Instructions to follow> Wherever the string "with" appears in a line, extract that line.

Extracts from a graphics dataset

● ● ● ●

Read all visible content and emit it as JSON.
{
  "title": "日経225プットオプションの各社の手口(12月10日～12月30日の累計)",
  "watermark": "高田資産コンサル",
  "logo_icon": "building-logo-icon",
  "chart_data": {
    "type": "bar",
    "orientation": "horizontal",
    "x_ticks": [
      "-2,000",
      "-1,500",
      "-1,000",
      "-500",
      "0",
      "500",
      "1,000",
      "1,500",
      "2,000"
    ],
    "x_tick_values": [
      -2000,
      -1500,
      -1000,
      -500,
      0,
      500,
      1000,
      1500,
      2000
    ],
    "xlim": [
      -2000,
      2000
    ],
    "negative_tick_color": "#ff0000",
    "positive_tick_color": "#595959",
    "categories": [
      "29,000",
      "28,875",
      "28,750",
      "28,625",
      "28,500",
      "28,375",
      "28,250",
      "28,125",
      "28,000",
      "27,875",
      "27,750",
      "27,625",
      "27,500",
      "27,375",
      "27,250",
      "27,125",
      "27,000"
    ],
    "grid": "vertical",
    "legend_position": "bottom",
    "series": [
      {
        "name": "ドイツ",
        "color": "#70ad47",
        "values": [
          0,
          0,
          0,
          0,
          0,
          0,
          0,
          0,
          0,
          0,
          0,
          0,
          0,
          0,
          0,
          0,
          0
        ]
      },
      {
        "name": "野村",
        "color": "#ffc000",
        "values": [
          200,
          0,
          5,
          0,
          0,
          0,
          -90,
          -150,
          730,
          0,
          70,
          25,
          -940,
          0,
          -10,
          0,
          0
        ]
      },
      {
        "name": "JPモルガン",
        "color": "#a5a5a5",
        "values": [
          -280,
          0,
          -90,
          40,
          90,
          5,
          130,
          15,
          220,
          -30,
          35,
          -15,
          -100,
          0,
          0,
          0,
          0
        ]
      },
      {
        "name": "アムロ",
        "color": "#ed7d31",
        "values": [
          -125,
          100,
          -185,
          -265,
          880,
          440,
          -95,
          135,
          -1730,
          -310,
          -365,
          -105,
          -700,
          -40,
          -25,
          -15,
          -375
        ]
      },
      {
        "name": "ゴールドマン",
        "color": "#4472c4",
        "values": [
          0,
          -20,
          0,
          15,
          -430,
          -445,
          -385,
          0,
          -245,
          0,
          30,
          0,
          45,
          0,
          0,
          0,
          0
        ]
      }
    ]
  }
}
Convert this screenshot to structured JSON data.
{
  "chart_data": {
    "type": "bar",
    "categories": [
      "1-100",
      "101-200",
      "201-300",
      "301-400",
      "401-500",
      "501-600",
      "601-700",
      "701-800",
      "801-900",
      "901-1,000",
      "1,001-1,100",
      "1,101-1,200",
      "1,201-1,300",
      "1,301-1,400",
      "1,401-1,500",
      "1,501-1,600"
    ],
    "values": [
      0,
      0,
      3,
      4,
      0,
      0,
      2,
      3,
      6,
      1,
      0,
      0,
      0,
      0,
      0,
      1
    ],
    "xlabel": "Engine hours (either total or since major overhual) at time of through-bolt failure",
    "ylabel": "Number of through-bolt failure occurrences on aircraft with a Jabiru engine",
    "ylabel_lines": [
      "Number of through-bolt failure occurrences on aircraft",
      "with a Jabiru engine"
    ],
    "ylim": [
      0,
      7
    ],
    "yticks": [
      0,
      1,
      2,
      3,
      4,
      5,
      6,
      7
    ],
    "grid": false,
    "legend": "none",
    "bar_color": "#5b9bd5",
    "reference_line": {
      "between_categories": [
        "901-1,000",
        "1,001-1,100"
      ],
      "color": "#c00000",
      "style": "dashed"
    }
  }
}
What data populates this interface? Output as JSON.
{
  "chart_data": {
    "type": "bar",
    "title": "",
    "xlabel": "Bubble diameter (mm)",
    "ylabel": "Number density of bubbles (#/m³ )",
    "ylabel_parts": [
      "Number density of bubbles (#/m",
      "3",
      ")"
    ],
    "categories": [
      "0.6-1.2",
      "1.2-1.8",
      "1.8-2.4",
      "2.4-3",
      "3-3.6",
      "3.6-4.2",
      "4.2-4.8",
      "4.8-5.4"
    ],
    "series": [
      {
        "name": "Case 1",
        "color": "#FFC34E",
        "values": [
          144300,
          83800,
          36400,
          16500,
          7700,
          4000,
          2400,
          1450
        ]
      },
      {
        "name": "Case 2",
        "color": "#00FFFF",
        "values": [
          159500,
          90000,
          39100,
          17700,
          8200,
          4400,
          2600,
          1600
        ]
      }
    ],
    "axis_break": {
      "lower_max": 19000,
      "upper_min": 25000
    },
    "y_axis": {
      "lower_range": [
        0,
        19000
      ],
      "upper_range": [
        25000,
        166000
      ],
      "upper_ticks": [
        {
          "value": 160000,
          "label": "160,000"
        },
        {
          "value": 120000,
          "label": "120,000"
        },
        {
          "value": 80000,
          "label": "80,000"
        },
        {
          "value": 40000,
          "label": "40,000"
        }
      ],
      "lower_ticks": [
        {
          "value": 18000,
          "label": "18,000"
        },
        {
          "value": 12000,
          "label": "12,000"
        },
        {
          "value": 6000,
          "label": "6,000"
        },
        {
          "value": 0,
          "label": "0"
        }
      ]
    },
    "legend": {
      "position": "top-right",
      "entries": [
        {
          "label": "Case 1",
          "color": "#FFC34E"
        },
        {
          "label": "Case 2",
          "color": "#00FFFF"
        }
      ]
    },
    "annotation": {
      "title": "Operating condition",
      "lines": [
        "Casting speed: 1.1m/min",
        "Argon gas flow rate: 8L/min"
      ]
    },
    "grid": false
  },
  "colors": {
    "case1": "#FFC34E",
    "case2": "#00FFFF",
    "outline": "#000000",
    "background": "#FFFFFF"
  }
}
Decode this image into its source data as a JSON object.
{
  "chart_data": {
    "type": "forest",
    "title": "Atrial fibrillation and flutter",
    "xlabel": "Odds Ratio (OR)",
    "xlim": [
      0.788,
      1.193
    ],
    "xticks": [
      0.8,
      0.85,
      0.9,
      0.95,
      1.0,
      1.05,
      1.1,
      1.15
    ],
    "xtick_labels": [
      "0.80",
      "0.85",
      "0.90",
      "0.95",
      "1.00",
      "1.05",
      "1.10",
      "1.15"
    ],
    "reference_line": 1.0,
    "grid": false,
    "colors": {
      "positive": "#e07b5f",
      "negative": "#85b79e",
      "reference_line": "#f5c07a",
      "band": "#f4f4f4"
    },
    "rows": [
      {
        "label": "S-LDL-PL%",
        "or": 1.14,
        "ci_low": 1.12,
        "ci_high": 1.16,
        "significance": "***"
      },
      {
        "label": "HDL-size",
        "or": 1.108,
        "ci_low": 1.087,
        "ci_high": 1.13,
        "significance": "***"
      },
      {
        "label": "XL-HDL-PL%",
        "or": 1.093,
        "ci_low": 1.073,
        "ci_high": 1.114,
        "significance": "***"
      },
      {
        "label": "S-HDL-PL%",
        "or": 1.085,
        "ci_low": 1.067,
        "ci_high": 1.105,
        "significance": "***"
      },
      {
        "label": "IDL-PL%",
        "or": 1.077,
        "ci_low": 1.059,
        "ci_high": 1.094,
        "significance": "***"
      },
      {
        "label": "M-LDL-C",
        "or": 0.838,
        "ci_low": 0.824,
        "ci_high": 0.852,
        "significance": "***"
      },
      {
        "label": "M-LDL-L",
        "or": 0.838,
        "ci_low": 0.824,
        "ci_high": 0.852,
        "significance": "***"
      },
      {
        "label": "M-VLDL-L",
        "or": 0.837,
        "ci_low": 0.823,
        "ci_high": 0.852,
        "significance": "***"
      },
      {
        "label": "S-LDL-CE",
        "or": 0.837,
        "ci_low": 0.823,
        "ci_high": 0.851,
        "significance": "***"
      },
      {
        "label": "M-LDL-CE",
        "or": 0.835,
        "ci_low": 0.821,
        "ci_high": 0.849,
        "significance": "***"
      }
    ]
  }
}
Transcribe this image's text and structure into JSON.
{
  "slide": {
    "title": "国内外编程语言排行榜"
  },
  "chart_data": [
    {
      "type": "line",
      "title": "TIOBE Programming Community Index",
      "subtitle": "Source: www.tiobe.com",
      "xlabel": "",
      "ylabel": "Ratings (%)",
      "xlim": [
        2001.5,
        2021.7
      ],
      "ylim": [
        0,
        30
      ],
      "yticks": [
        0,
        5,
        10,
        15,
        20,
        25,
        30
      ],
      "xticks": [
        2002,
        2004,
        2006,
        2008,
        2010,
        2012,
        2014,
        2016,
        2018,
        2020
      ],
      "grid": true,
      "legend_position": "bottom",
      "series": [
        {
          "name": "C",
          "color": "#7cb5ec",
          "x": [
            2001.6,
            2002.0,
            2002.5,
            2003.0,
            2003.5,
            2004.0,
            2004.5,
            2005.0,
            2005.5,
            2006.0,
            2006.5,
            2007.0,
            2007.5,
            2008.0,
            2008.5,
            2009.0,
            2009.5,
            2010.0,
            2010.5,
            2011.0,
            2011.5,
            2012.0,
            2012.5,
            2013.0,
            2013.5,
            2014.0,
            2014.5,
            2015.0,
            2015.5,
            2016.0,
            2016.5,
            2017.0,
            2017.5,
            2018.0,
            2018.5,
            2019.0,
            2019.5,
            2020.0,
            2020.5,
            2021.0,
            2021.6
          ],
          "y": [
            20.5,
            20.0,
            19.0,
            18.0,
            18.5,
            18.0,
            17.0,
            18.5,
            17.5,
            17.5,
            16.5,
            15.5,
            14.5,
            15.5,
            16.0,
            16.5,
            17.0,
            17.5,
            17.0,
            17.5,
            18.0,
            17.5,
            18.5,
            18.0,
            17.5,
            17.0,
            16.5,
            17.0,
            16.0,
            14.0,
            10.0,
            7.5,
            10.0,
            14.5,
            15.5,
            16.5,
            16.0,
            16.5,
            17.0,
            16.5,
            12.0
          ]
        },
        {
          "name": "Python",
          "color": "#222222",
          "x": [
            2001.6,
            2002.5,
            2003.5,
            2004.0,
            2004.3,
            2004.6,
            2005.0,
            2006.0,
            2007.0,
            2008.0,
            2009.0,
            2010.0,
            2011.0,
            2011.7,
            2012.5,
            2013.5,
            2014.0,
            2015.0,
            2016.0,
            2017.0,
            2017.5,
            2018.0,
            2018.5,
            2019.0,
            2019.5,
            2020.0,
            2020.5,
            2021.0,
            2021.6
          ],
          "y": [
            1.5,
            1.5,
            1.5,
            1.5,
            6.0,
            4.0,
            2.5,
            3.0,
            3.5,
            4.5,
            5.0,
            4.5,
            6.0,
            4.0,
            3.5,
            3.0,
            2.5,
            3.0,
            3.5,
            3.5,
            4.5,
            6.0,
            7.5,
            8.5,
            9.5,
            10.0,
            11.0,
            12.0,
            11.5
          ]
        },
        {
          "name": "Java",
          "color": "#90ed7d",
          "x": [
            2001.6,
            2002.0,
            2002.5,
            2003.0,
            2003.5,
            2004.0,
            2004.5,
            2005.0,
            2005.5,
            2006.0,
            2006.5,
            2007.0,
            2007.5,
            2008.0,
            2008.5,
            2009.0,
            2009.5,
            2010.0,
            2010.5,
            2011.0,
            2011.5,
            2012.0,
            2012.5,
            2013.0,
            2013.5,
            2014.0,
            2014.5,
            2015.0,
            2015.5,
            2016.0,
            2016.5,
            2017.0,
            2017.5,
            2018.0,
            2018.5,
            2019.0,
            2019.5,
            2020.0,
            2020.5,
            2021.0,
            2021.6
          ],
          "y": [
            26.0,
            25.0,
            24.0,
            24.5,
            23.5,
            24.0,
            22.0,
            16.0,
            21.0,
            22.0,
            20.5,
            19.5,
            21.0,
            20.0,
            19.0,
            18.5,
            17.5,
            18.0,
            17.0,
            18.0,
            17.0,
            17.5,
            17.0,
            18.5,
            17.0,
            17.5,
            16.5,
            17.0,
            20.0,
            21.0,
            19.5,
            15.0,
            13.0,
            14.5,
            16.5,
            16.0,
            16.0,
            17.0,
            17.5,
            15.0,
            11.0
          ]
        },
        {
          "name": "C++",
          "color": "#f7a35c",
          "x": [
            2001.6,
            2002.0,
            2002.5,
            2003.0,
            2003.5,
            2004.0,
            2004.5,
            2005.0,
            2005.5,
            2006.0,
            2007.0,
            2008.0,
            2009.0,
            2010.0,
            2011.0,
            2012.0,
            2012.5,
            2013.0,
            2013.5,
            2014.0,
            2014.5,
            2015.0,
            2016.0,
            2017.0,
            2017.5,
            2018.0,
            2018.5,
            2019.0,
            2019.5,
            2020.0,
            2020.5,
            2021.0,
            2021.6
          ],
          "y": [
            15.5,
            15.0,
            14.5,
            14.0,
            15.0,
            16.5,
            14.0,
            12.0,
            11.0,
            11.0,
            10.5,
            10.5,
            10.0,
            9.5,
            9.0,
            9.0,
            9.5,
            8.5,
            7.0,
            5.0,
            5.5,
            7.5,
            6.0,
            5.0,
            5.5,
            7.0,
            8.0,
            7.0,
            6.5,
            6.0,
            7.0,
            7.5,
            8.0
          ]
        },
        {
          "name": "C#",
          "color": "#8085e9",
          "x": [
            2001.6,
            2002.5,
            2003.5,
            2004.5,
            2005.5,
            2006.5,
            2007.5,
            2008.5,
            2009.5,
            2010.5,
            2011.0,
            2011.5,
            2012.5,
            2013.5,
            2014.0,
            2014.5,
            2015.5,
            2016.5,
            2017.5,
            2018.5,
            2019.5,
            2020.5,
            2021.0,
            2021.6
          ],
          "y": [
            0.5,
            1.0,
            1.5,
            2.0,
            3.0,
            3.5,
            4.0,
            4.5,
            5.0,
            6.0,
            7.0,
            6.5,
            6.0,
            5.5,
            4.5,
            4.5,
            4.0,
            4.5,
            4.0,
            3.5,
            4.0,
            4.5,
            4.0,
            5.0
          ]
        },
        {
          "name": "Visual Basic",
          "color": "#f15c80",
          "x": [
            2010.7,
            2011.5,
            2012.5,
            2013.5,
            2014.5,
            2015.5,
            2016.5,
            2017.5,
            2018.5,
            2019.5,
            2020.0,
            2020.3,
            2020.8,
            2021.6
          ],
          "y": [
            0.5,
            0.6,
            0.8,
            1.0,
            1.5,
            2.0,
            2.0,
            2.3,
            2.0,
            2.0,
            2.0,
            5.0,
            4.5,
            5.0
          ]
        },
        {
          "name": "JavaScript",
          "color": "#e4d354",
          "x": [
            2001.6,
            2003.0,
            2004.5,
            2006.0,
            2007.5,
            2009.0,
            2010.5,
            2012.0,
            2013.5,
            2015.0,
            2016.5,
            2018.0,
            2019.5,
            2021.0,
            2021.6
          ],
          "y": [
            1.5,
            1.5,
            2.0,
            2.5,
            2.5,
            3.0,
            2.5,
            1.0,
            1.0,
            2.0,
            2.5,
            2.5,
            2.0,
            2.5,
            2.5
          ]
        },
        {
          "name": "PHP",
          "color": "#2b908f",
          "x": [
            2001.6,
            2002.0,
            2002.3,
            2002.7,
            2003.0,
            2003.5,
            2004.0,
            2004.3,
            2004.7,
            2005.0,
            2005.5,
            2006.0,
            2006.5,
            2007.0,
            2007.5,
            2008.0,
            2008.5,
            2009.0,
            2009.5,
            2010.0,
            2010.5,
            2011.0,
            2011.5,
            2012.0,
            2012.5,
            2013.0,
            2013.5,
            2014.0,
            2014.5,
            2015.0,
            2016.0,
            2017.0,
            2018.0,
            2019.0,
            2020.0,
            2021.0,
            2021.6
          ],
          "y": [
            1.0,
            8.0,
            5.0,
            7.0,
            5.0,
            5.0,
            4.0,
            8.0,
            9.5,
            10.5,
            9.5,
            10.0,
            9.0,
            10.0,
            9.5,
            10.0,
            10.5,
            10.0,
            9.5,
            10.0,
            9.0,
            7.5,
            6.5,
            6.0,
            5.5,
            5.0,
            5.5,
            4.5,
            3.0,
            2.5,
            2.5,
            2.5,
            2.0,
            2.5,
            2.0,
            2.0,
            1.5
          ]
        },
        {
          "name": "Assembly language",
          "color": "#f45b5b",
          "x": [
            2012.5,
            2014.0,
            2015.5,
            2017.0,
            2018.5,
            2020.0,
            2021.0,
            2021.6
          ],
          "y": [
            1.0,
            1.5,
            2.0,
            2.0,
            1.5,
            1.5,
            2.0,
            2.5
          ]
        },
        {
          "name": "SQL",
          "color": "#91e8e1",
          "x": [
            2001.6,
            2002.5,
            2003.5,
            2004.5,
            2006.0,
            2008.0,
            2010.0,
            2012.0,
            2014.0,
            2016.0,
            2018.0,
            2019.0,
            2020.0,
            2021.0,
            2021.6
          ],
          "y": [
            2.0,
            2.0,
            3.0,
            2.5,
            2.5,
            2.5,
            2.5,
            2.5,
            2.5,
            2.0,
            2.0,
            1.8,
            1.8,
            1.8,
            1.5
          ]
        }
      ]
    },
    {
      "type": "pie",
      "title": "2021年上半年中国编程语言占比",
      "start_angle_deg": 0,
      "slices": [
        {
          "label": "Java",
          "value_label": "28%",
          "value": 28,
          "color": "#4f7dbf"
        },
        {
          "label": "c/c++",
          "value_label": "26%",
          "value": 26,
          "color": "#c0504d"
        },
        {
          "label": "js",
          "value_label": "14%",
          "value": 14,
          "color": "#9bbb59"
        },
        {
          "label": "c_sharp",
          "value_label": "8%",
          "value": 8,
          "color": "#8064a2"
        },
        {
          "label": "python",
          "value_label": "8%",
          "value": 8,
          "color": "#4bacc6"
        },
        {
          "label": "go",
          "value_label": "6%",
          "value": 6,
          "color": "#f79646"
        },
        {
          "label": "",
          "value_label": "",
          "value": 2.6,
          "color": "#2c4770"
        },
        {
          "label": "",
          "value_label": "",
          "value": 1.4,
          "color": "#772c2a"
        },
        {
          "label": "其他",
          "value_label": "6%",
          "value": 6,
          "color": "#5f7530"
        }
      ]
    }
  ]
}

● ● ● ●

Solution for this problem>
    "ylabel": "Number of through-bolt failure occurrences on aircraft with a Jabiru engine",
      "with a Jabiru engine"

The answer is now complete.